[Collected data entries]

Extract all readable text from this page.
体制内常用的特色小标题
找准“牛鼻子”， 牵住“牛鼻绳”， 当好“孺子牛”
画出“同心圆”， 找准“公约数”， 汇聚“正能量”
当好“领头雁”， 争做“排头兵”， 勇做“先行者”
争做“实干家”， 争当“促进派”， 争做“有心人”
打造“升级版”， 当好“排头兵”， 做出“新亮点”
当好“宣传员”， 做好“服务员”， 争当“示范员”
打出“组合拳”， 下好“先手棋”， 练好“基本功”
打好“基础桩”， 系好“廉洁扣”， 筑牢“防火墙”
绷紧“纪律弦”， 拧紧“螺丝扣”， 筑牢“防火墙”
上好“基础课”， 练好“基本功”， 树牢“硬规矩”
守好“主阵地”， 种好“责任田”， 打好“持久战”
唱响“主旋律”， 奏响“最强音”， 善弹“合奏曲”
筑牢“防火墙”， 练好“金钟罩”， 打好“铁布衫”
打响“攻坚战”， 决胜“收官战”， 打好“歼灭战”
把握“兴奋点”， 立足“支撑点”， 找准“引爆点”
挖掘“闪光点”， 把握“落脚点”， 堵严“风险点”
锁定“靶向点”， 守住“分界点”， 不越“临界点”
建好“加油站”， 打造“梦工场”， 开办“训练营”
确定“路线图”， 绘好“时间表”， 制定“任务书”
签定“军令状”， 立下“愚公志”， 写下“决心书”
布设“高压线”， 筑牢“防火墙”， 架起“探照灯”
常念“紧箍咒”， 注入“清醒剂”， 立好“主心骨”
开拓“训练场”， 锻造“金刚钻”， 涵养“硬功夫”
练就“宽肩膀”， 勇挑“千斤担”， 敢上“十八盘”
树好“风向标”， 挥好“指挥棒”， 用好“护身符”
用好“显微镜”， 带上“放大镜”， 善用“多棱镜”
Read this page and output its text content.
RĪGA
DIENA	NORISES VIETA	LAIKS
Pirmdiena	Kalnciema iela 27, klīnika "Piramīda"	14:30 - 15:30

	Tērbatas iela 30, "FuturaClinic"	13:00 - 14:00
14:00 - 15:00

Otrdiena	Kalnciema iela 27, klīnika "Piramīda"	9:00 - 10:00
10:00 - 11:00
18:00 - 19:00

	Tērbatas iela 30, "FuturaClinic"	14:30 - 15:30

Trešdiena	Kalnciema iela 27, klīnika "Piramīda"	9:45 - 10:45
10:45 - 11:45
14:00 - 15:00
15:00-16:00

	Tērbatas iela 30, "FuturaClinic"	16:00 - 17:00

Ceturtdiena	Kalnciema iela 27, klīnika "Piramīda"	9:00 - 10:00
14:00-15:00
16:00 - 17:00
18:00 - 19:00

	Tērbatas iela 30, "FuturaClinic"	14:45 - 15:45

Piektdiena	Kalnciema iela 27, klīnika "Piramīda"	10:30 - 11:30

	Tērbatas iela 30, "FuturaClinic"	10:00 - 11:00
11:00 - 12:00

Directions for this task
Set down all of the records shown above once more, exactly.

Problem solution
Extract all readable text from this page.
体制内常用的特色小标题
找准“牛鼻子”， 牵住“牛鼻绳”， 当好“孺子牛”
画出“同心圆”， 找准“公约数”， 汇聚“正能量”
当好“领头雁”， 争做“排头兵”， 勇做“先行者”
争做“实干家”， 争当“促进派”， 争做“有心人”
打造“升级版”， 当好“排头兵”， 做出“新亮点”
当好“宣传员”， 做好“服务员”， 争当“示范员”
打出“组合拳”， 下好“先手棋”， 练好“基本功”
打好“基础桩”， 系好“廉洁扣”， 筑牢“防火墙”
绷紧“纪律弦”， 拧紧“螺丝扣”， 筑牢“防火墙”
上好“基础课”， 练好“基本功”， 树牢“硬规矩”
守好“主阵地”， 种好“责任田”， 打好“持久战”
唱响“主旋律”， 奏响“最强音”， 善弹“合奏曲”
筑牢“防火墙”， 练好“金钟罩”， 打好“铁布衫”
打响“攻坚战”， 决胜“收官战”， 打好“歼灭战”
把握“兴奋点”， 立足“支撑点”， 找准“引爆点”
挖掘“闪光点”， 把握“落脚点”， 堵严“风险点”
锁定“靶向点”， 守住“分界点”， 不越“临界点”
建好“加油站”， 打造“梦工场”， 开办“训练营”
确定“路线图”， 绘好“时间表”， 制定“任务书”
签定“军令状”， 立下“愚公志”， 写下“决心书”
布设“高压线”， 筑牢“防火墙”， 架起“探照灯”
常念“紧箍咒”， 注入“清醒剂”， 立好“主心骨”
开拓“训练场”， 锻造“金刚钻”， 涵养“硬功夫”
练就“宽肩膀”， 勇挑“千斤担”， 敢上“十八盘”
树好“风向标”， 挥好“指挥棒”， 用好“护身符”
用好“显微镜”， 带上“放大镜”， 善用“多棱镜”
Read this page and output its text content.
RĪGA
DIENA	NORISES VIETA	LAIKS
Pirmdiena	Kalnciema iela 27, klīnika "Piramīda"	14:30 - 15:30

	Tērbatas iela 30, "FuturaClinic"	13:00 - 14:00
14:00 - 15:00

Otrdiena	Kalnciema iela 27, klīnika "Piramīda"	9:00 - 10:00
10:00 - 11:00
18:00 - 19:00

	Tērbatas iela 30, "FuturaClinic"	14:30 - 15:30

Trešdiena	Kalnciema iela 27, klīnika "Piramīda"	9:45 - 10:45
10:45 - 11:45
14:00 - 15:00
15:00-16:00

	Tērbatas iela 30, "FuturaClinic"	16:00 - 17:00

Ceturtdiena	Kalnciema iela 27, klīnika "Piramīda"	9:00 - 10:00
14:00-15:00
16:00 - 17:00
18:00 - 19:00

	Tērbatas iela 30, "FuturaClinic"	14:45 - 15:45

Piektdiena	Kalnciema iela 27, klīnika "Piramīda"	10:30 - 11:30

	Tērbatas iela 30, "FuturaClinic"	10:00 - 11:00
11:00 - 12:00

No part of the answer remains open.